**Exercise description**
In the data that follows, count each line holding the string "случае"; answer with the number only.

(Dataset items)
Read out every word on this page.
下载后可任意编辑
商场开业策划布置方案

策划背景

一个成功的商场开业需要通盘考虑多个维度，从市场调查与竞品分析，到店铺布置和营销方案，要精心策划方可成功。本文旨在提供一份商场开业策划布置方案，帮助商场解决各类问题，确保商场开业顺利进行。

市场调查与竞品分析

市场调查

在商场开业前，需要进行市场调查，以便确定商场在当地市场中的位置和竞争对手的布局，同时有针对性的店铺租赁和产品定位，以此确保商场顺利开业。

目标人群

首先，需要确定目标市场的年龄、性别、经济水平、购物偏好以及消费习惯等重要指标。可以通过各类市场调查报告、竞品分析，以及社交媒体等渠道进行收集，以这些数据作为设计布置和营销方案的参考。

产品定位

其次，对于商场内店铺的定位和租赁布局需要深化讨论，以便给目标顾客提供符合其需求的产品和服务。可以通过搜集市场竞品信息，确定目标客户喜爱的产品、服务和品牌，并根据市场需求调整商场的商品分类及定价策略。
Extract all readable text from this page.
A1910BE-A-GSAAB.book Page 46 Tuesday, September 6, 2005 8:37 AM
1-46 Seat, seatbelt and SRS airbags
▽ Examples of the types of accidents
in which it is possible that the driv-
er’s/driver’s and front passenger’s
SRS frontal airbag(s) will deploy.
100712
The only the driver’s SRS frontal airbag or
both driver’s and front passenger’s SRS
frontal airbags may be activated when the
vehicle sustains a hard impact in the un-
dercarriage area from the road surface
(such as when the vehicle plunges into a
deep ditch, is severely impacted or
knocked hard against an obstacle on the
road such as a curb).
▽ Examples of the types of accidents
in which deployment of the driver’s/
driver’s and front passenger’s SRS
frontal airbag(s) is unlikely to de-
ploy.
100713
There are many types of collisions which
...
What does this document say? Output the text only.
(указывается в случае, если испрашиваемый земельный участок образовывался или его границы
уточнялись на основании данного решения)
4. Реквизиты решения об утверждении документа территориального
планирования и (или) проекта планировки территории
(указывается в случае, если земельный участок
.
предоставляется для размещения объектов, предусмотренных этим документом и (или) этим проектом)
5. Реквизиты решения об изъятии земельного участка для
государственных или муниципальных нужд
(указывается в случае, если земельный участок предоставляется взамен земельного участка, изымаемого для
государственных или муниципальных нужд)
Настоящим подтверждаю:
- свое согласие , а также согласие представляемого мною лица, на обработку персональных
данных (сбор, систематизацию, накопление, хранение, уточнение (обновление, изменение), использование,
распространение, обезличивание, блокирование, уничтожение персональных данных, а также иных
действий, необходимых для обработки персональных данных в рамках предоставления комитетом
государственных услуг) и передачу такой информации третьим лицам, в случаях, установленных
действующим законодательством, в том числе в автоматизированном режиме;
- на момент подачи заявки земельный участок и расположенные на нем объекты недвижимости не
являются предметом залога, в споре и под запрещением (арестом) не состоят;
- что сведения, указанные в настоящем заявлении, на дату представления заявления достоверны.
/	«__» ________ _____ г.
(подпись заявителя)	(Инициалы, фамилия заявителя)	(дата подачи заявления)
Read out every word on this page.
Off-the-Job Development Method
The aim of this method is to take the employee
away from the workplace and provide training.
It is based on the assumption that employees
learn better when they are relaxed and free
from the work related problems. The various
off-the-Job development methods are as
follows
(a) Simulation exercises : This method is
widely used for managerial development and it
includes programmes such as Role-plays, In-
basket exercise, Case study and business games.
...
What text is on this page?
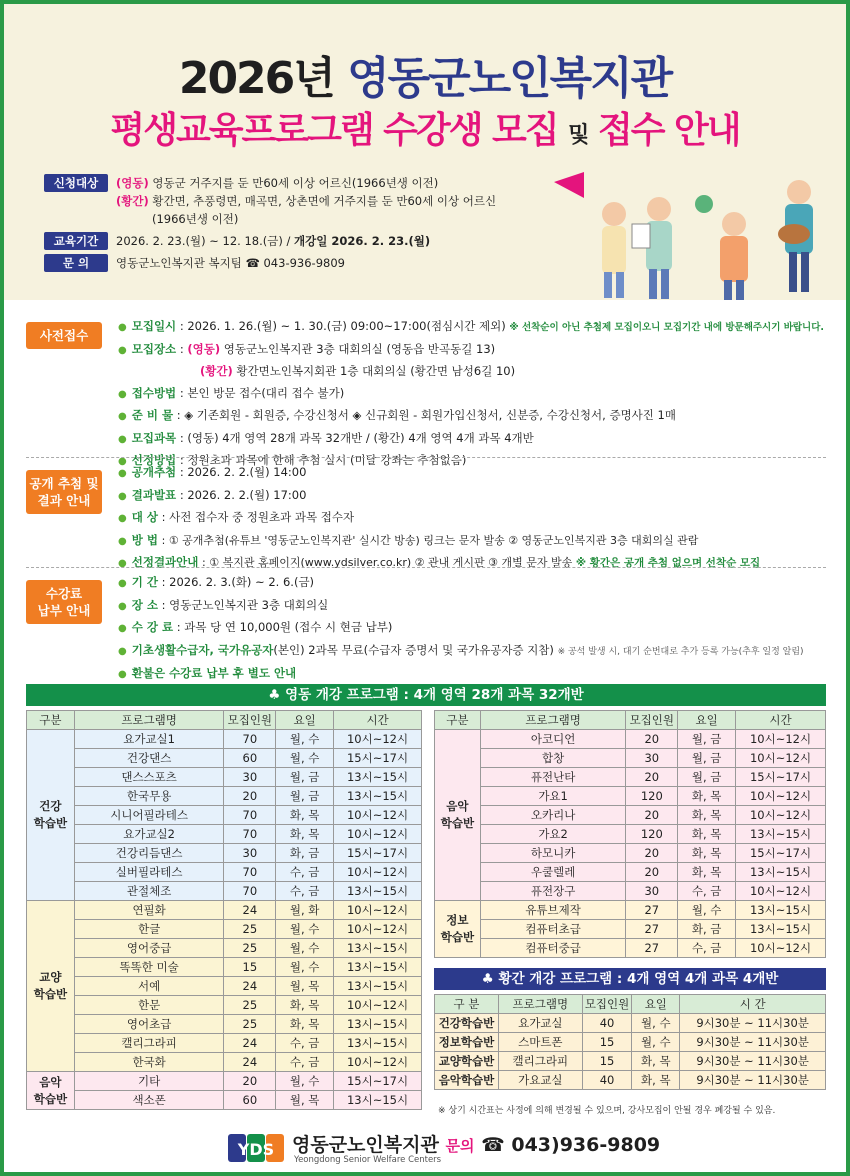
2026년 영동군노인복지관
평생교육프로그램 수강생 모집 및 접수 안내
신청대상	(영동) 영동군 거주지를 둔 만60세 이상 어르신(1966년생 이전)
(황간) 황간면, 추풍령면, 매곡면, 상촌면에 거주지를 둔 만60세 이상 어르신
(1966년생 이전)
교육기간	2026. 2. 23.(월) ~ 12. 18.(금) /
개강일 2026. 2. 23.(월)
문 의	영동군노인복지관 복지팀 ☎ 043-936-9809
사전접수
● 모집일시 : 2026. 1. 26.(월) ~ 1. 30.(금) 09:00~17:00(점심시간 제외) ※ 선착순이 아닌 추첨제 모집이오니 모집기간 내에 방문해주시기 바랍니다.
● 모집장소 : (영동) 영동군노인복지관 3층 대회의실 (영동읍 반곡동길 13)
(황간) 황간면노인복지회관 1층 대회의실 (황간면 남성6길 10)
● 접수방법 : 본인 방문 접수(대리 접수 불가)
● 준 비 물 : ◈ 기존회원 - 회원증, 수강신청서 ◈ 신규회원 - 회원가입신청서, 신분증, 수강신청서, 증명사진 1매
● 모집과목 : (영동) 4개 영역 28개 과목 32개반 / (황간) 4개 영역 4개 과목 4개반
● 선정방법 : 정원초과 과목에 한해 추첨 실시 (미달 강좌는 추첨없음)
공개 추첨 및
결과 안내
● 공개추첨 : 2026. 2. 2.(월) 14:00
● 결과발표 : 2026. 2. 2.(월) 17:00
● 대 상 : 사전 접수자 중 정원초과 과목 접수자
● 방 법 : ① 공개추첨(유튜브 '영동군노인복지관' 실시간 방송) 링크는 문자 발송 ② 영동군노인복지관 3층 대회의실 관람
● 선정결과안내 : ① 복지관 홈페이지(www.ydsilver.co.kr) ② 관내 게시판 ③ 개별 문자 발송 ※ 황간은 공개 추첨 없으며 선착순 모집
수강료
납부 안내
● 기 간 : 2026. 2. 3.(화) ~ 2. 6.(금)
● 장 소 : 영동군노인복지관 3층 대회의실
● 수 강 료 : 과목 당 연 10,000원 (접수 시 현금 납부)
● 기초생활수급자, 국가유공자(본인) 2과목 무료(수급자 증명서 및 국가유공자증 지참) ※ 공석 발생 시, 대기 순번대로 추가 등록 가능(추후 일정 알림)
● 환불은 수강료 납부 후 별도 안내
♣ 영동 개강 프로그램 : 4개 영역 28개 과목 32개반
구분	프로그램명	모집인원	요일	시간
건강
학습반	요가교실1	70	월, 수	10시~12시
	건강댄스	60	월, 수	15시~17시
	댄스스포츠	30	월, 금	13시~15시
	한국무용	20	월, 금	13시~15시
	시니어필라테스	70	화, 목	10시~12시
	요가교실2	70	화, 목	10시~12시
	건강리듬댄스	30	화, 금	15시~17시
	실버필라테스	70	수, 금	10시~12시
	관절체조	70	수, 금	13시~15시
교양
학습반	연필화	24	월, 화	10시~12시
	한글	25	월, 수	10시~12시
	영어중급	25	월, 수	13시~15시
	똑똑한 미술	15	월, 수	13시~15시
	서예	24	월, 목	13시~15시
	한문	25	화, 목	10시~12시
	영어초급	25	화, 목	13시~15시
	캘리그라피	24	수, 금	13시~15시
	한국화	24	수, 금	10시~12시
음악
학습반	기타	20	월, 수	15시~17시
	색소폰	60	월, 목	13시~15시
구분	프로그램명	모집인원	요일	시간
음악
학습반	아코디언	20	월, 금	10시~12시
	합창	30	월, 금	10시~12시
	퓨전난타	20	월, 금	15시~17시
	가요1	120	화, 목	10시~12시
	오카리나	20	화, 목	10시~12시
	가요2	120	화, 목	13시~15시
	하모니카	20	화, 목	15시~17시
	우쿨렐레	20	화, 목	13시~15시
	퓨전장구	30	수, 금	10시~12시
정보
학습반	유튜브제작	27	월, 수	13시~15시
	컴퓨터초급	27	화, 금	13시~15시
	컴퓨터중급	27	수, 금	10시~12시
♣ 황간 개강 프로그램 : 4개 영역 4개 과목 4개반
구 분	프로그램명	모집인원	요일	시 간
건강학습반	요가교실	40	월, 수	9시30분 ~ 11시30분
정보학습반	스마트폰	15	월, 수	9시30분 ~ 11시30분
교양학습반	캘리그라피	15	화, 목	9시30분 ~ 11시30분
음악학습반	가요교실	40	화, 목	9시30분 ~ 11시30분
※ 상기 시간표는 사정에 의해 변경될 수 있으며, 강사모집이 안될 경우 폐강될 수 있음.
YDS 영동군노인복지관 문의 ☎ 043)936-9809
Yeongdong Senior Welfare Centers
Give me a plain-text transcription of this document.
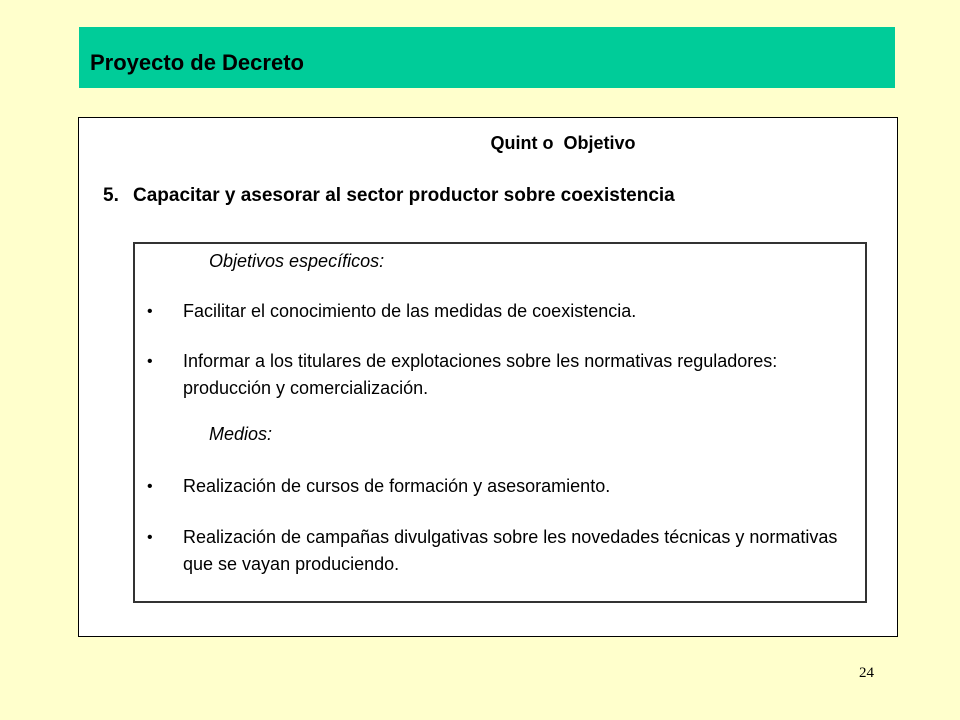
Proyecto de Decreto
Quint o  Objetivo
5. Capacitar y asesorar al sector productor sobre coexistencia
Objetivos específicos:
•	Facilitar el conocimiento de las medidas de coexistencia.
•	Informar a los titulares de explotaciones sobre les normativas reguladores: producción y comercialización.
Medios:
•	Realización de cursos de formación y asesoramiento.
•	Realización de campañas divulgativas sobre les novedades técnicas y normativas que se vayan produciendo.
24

**Solution to this task**
3